= Source text =
● ● ● ● ●
American tech and social media commentator

Lance Ulanoff is an American tech and social media commentator. He is U.S. editor-in-chief of TechRadar. His previous positions include editor-in-chief of PCMag.com, PC Magazine, and Mashable; senior vice-president of content for PCMag Digital Network; editor at Mashable; and editor of PCMag.com.

Ulanoff attended Hofstra University and started his journalism career as a newspaper reporter on Long Island. In 1996, Ulanoff became the online editor at popular computing magazine, HomePC, and whilst there launched AskDrPC.com and KidRaves.com. In 1998 he was appointed by Windows Magazine as their online version's senior editor. Winmag.com drew 6,000,000 page hits a month, and was the runner-up in the Computer Press Association's "Best Overall Website" category. In August 1999 Ulanoff moved to Deja.com as producer for the Computing and Consumer Electronics channels, and was named senior director for content.
● ● ● ● ●
= Extracted data =
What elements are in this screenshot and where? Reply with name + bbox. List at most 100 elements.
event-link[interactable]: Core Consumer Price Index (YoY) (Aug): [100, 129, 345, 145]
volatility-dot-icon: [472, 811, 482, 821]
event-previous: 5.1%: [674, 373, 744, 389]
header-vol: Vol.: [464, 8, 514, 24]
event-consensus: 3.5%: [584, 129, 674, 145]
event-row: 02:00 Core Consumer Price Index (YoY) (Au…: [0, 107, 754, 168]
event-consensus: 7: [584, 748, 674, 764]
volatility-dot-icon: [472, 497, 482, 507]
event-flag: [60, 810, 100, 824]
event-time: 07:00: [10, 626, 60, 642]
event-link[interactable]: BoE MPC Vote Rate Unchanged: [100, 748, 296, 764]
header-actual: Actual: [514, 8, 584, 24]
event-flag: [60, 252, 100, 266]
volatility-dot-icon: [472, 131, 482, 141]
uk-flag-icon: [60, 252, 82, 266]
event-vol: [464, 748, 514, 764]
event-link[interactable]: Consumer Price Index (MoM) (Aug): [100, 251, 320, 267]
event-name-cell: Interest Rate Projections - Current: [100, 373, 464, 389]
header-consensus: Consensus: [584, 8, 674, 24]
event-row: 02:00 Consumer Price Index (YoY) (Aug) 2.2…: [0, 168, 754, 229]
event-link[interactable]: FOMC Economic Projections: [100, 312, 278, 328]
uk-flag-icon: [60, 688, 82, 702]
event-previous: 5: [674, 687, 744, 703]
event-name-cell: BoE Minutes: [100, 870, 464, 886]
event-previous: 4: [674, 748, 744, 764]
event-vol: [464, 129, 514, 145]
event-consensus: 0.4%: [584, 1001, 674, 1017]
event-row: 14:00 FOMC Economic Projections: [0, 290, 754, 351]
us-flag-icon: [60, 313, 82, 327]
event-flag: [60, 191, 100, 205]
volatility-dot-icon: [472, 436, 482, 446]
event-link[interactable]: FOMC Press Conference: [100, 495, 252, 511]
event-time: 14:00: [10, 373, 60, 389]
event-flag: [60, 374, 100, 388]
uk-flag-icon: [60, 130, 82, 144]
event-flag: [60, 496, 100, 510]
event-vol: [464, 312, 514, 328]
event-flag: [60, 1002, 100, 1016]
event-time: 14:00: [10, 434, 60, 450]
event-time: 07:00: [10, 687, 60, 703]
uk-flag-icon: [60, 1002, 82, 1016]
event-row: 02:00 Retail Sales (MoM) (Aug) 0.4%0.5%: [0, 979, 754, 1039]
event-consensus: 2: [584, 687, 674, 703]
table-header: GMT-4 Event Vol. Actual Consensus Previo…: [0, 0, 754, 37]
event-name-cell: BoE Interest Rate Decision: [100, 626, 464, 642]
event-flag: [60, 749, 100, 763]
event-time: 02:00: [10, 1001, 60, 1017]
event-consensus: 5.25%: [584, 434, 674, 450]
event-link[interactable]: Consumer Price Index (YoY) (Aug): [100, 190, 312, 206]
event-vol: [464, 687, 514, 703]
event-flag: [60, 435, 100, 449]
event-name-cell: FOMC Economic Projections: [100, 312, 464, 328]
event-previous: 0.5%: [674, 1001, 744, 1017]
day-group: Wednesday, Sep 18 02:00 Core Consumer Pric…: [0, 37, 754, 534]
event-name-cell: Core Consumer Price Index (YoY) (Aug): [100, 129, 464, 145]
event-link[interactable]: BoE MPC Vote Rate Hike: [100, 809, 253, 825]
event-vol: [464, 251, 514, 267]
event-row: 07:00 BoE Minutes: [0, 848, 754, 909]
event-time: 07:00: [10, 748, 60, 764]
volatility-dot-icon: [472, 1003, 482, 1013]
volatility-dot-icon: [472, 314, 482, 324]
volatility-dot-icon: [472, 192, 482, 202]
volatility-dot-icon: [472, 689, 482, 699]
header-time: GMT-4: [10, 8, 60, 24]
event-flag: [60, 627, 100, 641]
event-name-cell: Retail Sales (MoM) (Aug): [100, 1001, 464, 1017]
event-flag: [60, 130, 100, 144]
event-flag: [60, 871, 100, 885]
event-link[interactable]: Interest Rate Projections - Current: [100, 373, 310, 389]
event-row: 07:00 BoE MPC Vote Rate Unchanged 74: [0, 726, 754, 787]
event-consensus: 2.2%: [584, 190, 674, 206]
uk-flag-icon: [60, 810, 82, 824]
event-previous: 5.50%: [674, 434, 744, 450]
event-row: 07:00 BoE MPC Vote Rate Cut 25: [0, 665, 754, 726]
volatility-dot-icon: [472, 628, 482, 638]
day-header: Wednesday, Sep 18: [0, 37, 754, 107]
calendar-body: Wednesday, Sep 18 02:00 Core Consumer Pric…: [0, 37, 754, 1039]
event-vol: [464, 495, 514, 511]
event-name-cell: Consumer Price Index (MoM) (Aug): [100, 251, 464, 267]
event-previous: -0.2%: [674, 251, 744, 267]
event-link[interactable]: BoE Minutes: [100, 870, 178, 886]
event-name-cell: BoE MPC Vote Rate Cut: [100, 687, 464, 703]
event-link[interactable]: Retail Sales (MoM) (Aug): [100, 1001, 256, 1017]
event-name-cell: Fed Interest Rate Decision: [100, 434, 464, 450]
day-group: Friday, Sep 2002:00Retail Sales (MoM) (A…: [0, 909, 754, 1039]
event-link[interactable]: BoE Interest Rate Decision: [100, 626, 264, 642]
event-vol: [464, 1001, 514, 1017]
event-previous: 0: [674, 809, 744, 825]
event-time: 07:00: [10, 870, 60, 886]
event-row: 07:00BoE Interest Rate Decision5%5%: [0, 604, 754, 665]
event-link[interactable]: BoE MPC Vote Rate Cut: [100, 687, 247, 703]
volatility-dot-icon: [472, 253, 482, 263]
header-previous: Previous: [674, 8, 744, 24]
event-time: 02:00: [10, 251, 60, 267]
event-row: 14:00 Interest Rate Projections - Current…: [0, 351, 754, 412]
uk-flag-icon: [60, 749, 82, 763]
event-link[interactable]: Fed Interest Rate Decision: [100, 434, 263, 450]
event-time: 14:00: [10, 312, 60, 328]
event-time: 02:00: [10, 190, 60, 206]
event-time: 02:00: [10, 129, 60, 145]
● ● ● ● ●
= How to complete this task =
Carry the text about Lance Ulanoff forward from its last sentence. These rows were taken from a different source.

= Response to the task =
In November 2000, PC Magazine rehired Ulanoff; the website was relaunched in July 2001. It won an ASBPE in 2004, and was runner-up for "Best Web Site" at the 2002 American Business Media's Annual Neal Awards. In August 2007 he became the editor-in-chief of PC Magazine.

For three years, Ulanoff also appeared on the syndicated radio show Rover's Morning Glory on a segment called Tech Tuesday.

He also appears on national television news shows, including CNBC, Fox News, PBS NewsHour, MSNBC, CNNHLN and others as a tech and social media expert.